(Items from a data source)
★ ★ ★ ★ ★

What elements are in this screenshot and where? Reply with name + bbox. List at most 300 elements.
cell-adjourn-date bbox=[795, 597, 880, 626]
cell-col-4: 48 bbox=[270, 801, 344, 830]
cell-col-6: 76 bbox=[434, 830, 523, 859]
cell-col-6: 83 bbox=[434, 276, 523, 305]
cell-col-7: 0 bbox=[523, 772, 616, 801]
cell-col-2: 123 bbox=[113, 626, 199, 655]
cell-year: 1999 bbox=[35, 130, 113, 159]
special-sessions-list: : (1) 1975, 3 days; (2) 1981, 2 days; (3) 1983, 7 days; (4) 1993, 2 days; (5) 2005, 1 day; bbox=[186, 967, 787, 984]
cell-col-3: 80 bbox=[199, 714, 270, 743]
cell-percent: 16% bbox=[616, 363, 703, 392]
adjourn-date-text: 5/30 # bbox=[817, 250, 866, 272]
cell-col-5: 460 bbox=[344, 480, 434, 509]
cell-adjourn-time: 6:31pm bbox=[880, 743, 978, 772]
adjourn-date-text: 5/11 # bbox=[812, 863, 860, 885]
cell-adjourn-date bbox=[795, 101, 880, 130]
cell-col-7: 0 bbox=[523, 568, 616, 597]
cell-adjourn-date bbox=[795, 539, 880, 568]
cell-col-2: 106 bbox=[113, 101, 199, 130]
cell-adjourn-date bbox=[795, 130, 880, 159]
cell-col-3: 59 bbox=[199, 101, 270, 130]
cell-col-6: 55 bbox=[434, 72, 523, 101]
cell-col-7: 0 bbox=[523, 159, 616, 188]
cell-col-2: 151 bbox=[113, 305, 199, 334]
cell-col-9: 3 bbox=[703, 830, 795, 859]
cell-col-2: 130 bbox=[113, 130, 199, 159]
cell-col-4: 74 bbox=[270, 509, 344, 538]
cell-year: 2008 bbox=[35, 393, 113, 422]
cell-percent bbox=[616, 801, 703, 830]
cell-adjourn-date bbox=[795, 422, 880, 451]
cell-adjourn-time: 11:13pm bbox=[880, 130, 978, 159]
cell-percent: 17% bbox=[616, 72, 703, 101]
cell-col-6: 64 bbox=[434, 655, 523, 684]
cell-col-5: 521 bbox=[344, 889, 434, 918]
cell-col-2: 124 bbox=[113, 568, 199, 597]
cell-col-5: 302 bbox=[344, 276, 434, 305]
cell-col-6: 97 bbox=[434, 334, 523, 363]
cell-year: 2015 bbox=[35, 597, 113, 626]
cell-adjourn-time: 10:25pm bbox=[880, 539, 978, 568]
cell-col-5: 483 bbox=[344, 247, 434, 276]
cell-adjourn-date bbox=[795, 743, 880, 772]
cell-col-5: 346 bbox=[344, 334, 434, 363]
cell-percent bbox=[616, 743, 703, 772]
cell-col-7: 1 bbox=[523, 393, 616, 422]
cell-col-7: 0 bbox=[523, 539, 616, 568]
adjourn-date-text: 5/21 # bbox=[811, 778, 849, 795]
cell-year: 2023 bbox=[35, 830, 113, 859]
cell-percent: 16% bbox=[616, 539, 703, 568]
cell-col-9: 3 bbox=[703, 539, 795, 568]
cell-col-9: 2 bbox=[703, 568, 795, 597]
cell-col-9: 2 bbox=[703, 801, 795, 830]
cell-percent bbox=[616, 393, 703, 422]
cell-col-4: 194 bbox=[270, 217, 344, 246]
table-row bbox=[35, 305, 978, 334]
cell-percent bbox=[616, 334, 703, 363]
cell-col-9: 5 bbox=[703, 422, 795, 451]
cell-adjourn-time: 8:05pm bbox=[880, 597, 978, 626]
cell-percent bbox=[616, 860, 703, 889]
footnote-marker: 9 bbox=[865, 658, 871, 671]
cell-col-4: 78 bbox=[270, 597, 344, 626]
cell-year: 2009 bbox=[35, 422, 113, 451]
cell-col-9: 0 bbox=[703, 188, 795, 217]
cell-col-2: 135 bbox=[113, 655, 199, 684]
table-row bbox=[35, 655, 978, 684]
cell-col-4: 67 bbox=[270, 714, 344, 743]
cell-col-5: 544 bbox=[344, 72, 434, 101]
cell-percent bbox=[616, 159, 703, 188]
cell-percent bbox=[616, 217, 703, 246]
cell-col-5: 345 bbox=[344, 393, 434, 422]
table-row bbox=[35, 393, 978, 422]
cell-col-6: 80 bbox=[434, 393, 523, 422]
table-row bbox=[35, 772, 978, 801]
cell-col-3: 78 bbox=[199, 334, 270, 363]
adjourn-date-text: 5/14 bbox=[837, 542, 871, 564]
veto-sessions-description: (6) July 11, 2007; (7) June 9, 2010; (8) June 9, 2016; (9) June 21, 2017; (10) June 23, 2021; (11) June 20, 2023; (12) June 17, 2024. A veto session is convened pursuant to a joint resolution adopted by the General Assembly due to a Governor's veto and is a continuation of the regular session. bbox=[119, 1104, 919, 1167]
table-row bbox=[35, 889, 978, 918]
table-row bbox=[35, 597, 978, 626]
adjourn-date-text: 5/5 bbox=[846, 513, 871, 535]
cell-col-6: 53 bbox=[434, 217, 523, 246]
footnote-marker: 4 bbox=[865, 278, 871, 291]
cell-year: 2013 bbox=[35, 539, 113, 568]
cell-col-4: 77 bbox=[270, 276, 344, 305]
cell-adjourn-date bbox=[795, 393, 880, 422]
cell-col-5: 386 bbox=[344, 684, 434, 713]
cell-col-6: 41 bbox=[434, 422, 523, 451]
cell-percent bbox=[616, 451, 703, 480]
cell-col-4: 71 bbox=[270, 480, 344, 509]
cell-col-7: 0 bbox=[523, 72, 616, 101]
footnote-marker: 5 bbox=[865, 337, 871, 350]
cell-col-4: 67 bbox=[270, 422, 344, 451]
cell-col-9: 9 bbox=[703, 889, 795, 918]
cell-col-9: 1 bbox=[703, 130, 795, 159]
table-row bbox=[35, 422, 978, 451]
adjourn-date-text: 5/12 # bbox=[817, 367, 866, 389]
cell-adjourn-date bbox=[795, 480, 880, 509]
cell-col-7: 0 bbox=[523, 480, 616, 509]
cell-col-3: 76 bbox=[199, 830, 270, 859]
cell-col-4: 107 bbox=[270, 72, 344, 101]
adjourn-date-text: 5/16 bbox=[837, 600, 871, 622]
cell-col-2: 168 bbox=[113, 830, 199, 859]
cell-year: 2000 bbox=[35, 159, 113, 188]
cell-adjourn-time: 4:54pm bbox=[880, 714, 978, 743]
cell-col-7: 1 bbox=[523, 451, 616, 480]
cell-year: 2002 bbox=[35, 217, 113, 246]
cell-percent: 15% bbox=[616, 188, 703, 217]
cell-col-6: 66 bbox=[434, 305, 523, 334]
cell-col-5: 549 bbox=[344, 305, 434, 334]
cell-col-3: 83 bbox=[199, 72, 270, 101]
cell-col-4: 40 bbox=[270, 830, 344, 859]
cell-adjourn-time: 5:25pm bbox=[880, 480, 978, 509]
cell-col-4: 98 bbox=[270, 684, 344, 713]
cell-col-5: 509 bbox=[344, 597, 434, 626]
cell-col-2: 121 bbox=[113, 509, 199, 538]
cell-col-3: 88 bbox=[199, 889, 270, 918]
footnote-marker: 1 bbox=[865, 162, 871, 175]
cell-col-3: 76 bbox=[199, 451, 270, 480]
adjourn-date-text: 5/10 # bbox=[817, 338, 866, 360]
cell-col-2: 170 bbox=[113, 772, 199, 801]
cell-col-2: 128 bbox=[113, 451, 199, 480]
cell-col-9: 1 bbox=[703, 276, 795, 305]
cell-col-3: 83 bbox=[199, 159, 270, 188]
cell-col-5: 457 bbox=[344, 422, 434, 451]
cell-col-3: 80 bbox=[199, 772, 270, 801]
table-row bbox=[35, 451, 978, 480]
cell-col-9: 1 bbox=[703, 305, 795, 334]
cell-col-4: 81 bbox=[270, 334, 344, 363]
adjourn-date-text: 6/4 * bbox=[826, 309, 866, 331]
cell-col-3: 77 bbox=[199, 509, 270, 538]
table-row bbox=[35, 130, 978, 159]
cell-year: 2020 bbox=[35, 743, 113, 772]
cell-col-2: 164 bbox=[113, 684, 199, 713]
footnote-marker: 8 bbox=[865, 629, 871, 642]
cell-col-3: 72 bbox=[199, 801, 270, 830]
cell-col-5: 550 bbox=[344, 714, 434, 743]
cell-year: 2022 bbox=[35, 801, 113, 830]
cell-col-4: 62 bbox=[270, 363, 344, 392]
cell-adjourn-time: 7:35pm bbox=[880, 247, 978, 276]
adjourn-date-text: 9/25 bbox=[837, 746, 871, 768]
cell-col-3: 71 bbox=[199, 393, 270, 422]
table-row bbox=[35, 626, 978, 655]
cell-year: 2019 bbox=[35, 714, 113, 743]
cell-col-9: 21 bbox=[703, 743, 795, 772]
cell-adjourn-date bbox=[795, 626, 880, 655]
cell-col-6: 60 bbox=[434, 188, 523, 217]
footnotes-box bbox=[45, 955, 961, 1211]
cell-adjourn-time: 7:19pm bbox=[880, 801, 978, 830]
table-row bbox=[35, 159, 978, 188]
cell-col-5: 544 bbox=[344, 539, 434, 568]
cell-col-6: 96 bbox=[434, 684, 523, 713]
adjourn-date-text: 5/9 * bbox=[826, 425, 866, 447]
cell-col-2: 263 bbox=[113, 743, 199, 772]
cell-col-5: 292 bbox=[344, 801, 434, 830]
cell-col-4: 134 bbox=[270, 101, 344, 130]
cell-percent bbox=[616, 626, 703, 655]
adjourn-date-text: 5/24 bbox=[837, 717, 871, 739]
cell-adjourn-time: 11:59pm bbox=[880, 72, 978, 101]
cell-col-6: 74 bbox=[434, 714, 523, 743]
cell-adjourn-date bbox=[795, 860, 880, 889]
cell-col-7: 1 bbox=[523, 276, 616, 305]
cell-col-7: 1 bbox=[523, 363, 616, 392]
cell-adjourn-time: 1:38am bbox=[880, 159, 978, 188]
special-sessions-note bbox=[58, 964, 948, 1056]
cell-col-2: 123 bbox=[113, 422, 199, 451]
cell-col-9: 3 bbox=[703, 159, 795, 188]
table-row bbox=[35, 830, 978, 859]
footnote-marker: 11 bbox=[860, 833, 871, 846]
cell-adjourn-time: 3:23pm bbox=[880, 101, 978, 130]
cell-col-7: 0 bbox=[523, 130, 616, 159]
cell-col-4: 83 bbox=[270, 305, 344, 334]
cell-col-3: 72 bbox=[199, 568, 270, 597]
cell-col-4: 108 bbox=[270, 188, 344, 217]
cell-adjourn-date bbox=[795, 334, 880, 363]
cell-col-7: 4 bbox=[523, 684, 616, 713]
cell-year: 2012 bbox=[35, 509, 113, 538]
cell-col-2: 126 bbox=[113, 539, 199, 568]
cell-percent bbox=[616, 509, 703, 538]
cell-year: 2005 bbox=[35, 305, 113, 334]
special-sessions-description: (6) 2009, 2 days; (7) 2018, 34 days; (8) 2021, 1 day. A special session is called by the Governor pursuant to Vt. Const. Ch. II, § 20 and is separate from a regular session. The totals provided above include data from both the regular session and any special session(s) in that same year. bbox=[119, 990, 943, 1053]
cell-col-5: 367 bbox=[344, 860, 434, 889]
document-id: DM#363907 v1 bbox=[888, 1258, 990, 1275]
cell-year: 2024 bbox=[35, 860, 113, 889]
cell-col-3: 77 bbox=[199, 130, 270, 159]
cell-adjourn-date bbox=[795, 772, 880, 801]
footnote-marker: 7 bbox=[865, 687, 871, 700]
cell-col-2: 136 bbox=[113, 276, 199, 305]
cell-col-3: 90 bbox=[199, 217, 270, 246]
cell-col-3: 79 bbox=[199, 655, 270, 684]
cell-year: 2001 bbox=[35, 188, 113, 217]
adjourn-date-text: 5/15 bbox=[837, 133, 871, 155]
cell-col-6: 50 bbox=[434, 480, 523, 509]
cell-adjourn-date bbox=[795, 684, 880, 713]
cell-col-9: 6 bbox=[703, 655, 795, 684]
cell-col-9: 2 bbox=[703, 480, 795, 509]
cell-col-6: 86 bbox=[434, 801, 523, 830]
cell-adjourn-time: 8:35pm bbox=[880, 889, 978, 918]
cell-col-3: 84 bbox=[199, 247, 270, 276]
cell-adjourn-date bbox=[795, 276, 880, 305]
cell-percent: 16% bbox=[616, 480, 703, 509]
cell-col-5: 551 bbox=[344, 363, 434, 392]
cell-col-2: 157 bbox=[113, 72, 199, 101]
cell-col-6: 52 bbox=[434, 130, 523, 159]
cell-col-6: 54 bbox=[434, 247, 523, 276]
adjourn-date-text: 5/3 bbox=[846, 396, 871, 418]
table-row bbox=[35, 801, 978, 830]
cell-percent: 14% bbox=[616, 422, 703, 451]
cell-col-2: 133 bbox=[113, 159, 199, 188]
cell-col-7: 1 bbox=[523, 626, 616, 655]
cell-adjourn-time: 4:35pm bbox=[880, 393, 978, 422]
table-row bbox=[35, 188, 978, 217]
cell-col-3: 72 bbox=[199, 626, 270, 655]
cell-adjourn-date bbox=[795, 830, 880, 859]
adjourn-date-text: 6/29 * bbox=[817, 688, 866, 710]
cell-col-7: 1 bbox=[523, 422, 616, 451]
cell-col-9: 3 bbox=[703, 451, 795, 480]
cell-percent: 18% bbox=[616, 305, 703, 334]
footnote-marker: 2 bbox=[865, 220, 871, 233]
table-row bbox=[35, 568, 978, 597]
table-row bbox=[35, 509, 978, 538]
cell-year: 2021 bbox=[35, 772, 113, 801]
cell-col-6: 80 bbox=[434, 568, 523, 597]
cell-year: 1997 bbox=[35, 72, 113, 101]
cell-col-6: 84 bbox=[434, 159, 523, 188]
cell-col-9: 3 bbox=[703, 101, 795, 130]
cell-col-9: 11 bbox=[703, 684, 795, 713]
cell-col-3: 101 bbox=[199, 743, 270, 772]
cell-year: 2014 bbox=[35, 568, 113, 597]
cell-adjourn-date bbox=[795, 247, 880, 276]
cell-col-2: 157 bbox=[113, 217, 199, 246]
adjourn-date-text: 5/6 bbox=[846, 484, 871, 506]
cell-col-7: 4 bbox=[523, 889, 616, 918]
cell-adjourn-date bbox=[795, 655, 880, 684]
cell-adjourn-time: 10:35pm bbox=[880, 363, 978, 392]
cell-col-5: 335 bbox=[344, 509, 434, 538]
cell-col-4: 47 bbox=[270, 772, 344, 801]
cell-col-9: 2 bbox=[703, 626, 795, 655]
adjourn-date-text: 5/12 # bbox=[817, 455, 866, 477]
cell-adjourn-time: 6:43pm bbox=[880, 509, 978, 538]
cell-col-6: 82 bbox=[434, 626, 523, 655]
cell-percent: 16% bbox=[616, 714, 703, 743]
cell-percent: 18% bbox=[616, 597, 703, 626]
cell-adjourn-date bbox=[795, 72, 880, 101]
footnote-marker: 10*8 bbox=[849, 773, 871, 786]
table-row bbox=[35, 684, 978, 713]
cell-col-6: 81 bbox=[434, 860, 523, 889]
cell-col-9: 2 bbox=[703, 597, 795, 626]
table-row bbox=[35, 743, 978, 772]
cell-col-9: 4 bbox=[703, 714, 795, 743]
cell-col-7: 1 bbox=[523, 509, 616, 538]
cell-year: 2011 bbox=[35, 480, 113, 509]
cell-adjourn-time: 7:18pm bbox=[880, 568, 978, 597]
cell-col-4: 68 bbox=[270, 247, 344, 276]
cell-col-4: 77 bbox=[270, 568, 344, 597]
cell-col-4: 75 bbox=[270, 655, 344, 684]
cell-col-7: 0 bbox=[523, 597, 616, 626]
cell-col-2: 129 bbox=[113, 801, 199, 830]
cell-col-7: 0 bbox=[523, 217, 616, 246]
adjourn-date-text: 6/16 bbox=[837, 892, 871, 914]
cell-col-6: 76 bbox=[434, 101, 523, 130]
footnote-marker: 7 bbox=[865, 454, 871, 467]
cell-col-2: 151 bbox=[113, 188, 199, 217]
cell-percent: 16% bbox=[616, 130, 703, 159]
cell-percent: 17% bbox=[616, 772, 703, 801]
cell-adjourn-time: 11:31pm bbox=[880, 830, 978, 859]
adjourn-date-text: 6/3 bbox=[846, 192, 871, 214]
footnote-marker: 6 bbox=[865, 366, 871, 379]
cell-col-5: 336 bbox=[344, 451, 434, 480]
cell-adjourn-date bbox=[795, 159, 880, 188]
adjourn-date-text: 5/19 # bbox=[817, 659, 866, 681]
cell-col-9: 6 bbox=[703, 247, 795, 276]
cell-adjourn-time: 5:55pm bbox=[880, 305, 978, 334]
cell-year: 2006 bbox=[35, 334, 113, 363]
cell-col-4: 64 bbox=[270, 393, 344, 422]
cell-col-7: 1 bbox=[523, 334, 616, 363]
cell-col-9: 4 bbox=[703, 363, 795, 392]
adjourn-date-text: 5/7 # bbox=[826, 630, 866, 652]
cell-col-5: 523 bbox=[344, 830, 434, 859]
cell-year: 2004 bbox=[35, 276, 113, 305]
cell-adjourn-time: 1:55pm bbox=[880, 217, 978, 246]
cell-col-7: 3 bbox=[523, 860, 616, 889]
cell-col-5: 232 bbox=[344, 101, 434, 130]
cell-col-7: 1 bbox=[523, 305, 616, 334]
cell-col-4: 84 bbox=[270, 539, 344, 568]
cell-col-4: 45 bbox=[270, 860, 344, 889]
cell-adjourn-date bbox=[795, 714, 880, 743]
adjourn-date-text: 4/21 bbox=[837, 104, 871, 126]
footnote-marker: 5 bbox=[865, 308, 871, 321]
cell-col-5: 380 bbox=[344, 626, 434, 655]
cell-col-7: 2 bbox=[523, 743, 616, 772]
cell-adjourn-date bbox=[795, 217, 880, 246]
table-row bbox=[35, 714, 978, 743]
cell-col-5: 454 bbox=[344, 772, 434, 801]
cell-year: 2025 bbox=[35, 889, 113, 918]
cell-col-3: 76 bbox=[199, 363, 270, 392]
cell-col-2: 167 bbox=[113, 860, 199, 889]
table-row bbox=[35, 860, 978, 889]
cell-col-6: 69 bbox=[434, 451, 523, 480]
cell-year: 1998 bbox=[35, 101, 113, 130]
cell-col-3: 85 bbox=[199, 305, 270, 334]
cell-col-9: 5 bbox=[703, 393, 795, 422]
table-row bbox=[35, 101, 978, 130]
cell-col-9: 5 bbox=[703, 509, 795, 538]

★ ★ ★ ★ ★

● **OBJECTIVE**: Reproduce the records word for word, from the start through the line containing "cell-adjourn-date bbox=[795, 422, 880, 451]", with both ends included.

● **RESPONSE**:
What elements are in this screenshot and where? Reply with name + bbox. List at most 300 elements.
cell-adjourn-date bbox=[795, 597, 880, 626]
cell-col-4: 48 bbox=[270, 801, 344, 830]
cell-col-6: 76 bbox=[434, 830, 523, 859]
cell-col-6: 83 bbox=[434, 276, 523, 305]
cell-col-7: 0 bbox=[523, 772, 616, 801]
cell-col-2: 123 bbox=[113, 626, 199, 655]
cell-year: 1999 bbox=[35, 130, 113, 159]
special-sessions-list: : (1) 1975, 3 days; (2) 1981, 2 days; (3) 1983, 7 days; (4) 1993, 2 days; (5) 2005, 1 day; bbox=[186, 967, 787, 984]
cell-col-3: 80 bbox=[199, 714, 270, 743]
cell-percent: 16% bbox=[616, 363, 703, 392]
adjourn-date-text: 5/30 # bbox=[817, 250, 866, 272]
cell-col-5: 460 bbox=[344, 480, 434, 509]
cell-adjourn-time: 6:31pm bbox=[880, 743, 978, 772]
adjourn-date-text: 5/11 # bbox=[812, 863, 860, 885]
cell-adjourn-date bbox=[795, 101, 880, 130]
cell-col-7: 0 bbox=[523, 568, 616, 597]
cell-adjourn-date bbox=[795, 539, 880, 568]
cell-col-2: 106 bbox=[113, 101, 199, 130]
cell-adjourn-date bbox=[795, 130, 880, 159]
cell-col-3: 59 bbox=[199, 101, 270, 130]
cell-col-6: 55 bbox=[434, 72, 523, 101]
cell-col-7: 0 bbox=[523, 159, 616, 188]
cell-col-2: 151 bbox=[113, 305, 199, 334]
cell-col-9: 3 bbox=[703, 830, 795, 859]
cell-col-2: 130 bbox=[113, 130, 199, 159]
cell-col-4: 74 bbox=[270, 509, 344, 538]
cell-year: 2008 bbox=[35, 393, 113, 422]
cell-percent bbox=[616, 801, 703, 830]
cell-adjourn-date bbox=[795, 422, 880, 451]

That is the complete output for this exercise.